Dataset listings of figures:
□ □ □ □ □

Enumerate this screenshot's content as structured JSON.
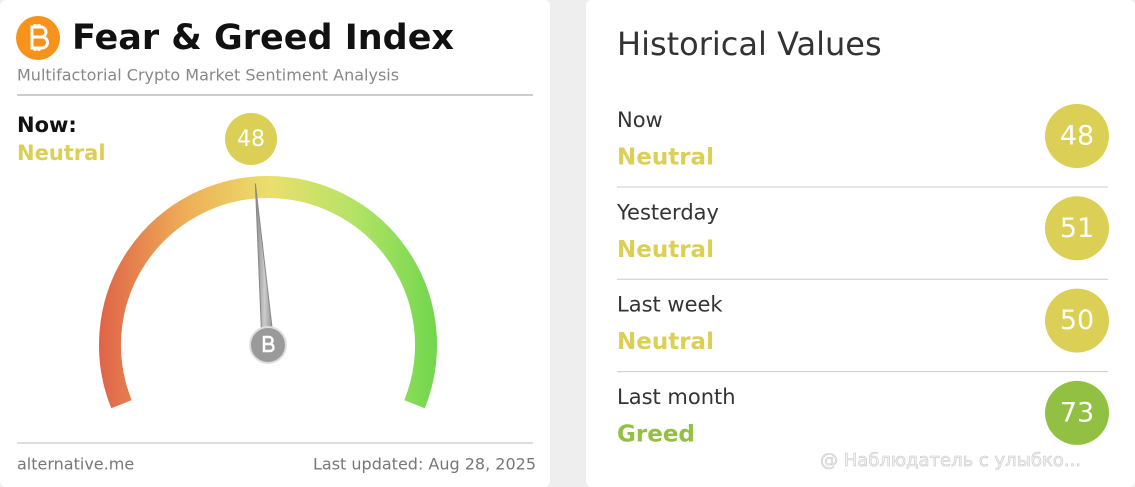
{
  "header": {
    "title": "Fear & Greed Index",
    "subtitle": "Multifactorial Crypto Market Sentiment Analysis"
  },
  "now": {
    "label": "Now:",
    "classification": "Neutral",
    "value": 48,
    "color": "#dccf55"
  },
  "footer": {
    "source": "alternative.me",
    "updated": "Last updated: Aug 28, 2025"
  },
  "history": {
    "title": "Historical Values",
    "rows": [
      {
        "label": "Now",
        "classification": "Neutral",
        "value": 48,
        "color": "#dccf55"
      },
      {
        "label": "Yesterday",
        "classification": "Neutral",
        "value": 51,
        "color": "#dccf55"
      },
      {
        "label": "Last week",
        "classification": "Neutral",
        "value": 50,
        "color": "#dccf55"
      },
      {
        "label": "Last month",
        "classification": "Greed",
        "value": 73,
        "color": "#92c042"
      }
    ]
  },
  "watermark": "@ Наблюдатель с улыбко..."
}
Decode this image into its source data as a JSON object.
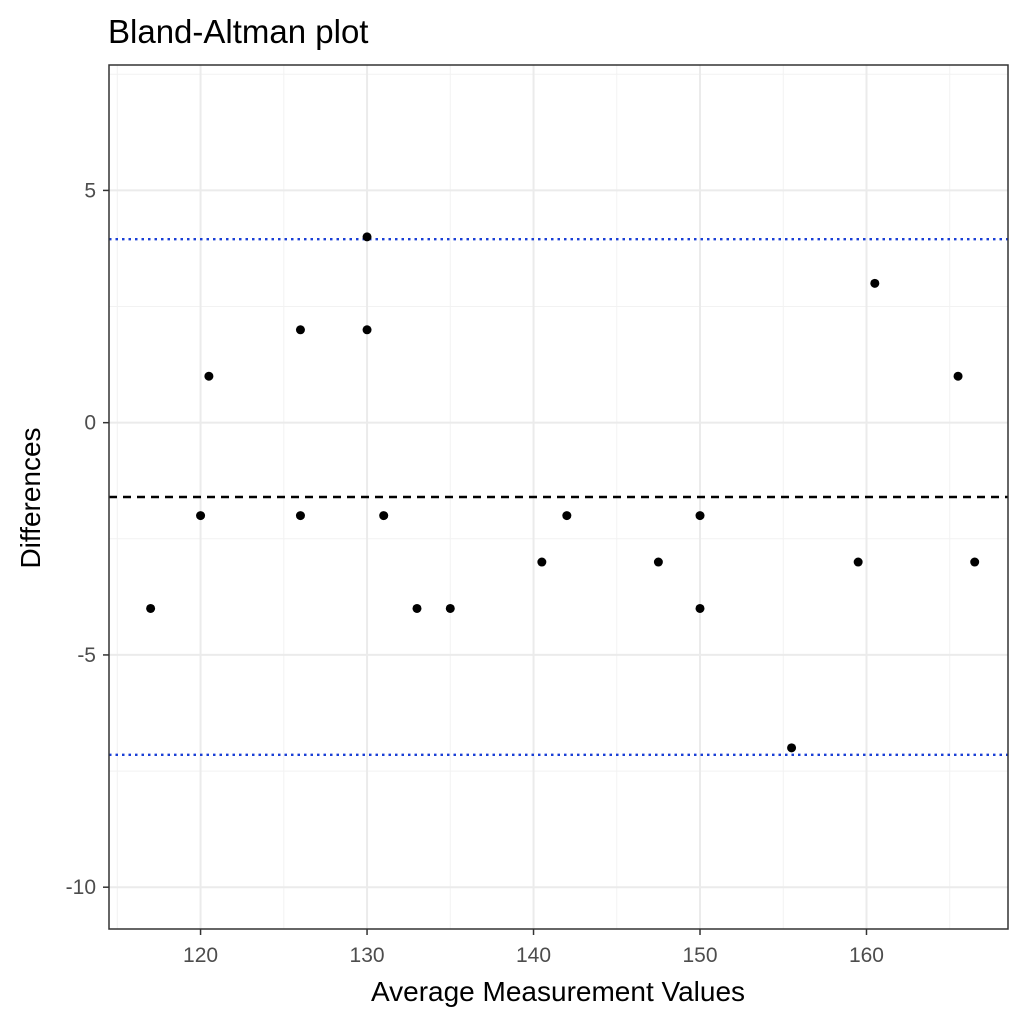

□ □ □ □ □

WHAT YOU HAVE TO DO » Pick out all the lines with the word "Greed" in them and copy them.

COMPLETE ANSWER »
    "title": "Fear & Greed Index",
        "classification": "Greed",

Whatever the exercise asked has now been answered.